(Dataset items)
════════
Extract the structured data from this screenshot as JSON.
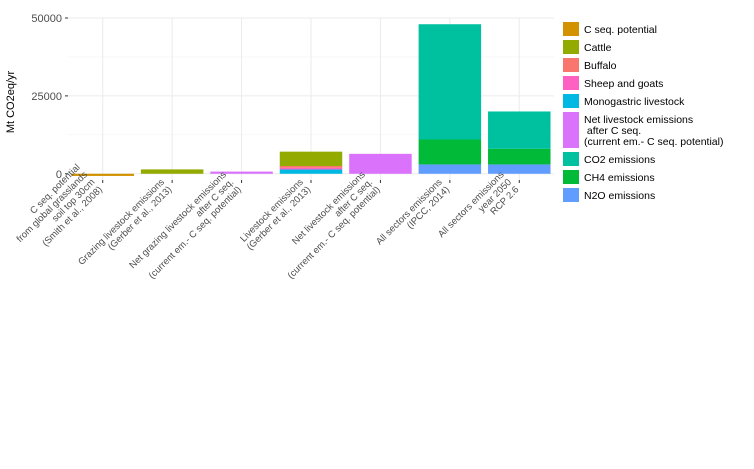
{
  "chart_data": {
    "type": "bar",
    "stacked": true,
    "ylabel": "Mt CO2eq/yr",
    "ylim": [
      -2000,
      50000
    ],
    "yticks": [
      0,
      25000,
      50000
    ],
    "ytick_labels": [
      "0",
      "25000",
      "50000"
    ],
    "grid": true,
    "legend_position": "right",
    "categories": [
      "C seq. potential\nfrom global grasslands\nsoil top 30cm\n(Smith et al., 2008)",
      "Grazing livestock emissions\n(Gerber et al., 2013)",
      "Net grazing livestock emissions\nafter C seq.\n(current em.- C seq. potential)",
      "Livestock emissions\n(Gerber et al., 2013)",
      "Net livestock emissions\nafter C seq.\n(current em.- C seq. potential)",
      "All sectors emissions\n(IPCC, 2014)",
      "All sectors emissions\nyear 2050\nRCP 2.6"
    ],
    "series": [
      {
        "name": "C seq. potential",
        "color": "#D39200",
        "values": [
          -700,
          0,
          0,
          0,
          0,
          0,
          0
        ]
      },
      {
        "name": "Cattle",
        "color": "#93AA00",
        "values": [
          0,
          1400,
          0,
          4600,
          0,
          0,
          0
        ]
      },
      {
        "name": "Buffalo",
        "color": "#F8766D",
        "values": [
          0,
          0,
          0,
          600,
          0,
          0,
          0
        ]
      },
      {
        "name": "Sheep and goats",
        "color": "#FF61C3",
        "values": [
          0,
          0,
          0,
          500,
          0,
          0,
          0
        ]
      },
      {
        "name": "Monogastric livestock",
        "color": "#00B9E3",
        "values": [
          0,
          0,
          0,
          1400,
          0,
          0,
          0
        ]
      },
      {
        "name": "Net livestock emissions\n after C seq.\n(current em.- C seq. potential)",
        "color": "#DB72FB",
        "values": [
          0,
          0,
          700,
          0,
          6400,
          0,
          0
        ]
      },
      {
        "name": "CO2 emissions",
        "color": "#00C19F",
        "values": [
          0,
          0,
          0,
          0,
          0,
          37000,
          12000
        ]
      },
      {
        "name": "CH4 emissions",
        "color": "#00BA38",
        "values": [
          0,
          0,
          0,
          0,
          0,
          8000,
          5000
        ]
      },
      {
        "name": "N2O emissions",
        "color": "#619CFF",
        "values": [
          0,
          0,
          0,
          0,
          0,
          3000,
          3000
        ]
      }
    ]
  }
}
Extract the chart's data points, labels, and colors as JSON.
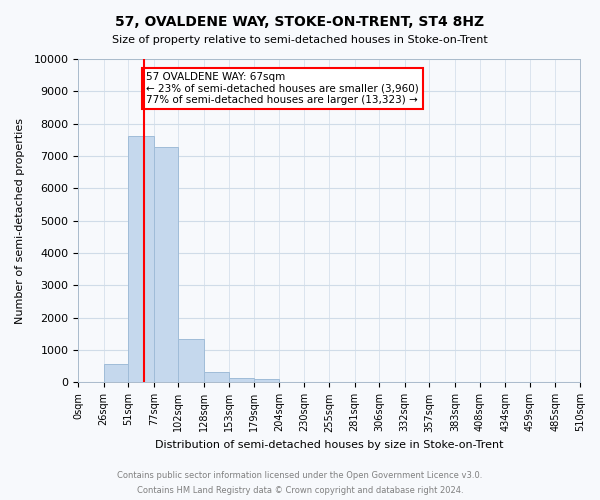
{
  "title": "57, OVALDENE WAY, STOKE-ON-TRENT, ST4 8HZ",
  "subtitle": "Size of property relative to semi-detached houses in Stoke-on-Trent",
  "xlabel": "Distribution of semi-detached houses by size in Stoke-on-Trent",
  "ylabel": "Number of semi-detached properties",
  "bin_edges": [
    0,
    26,
    51,
    77,
    102,
    128,
    153,
    179,
    204,
    230,
    255,
    281,
    306,
    332,
    357,
    383,
    408,
    434,
    459,
    485,
    510
  ],
  "bin_labels": [
    "0sqm",
    "26sqm",
    "51sqm",
    "77sqm",
    "102sqm",
    "128sqm",
    "153sqm",
    "179sqm",
    "204sqm",
    "230sqm",
    "255sqm",
    "281sqm",
    "306sqm",
    "332sqm",
    "357sqm",
    "383sqm",
    "408sqm",
    "434sqm",
    "459sqm",
    "485sqm",
    "510sqm"
  ],
  "counts": [
    0,
    580,
    7620,
    7280,
    1340,
    320,
    130,
    100,
    0,
    0,
    0,
    0,
    0,
    0,
    0,
    0,
    0,
    0,
    0,
    0
  ],
  "bar_color": "#c5d8ed",
  "bar_edge_color": "#a0bcd8",
  "property_line_x": 67,
  "property_line_color": "red",
  "annotation_text": "57 OVALDENE WAY: 67sqm\n← 23% of semi-detached houses are smaller (3,960)\n77% of semi-detached houses are larger (13,323) →",
  "annotation_box_color": "white",
  "annotation_box_edge_color": "red",
  "ylim": [
    0,
    10000
  ],
  "yticks": [
    0,
    1000,
    2000,
    3000,
    4000,
    5000,
    6000,
    7000,
    8000,
    9000,
    10000
  ],
  "footer_line1": "Contains HM Land Registry data © Crown copyright and database right 2024.",
  "footer_line2": "Contains public sector information licensed under the Open Government Licence v3.0.",
  "background_color": "#f7f9fc",
  "grid_color": "#d0dce8"
}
════════
> **Task description**: State how many lines of the records above contain "Contains", with no words besides the number.

> **Written reply**: 2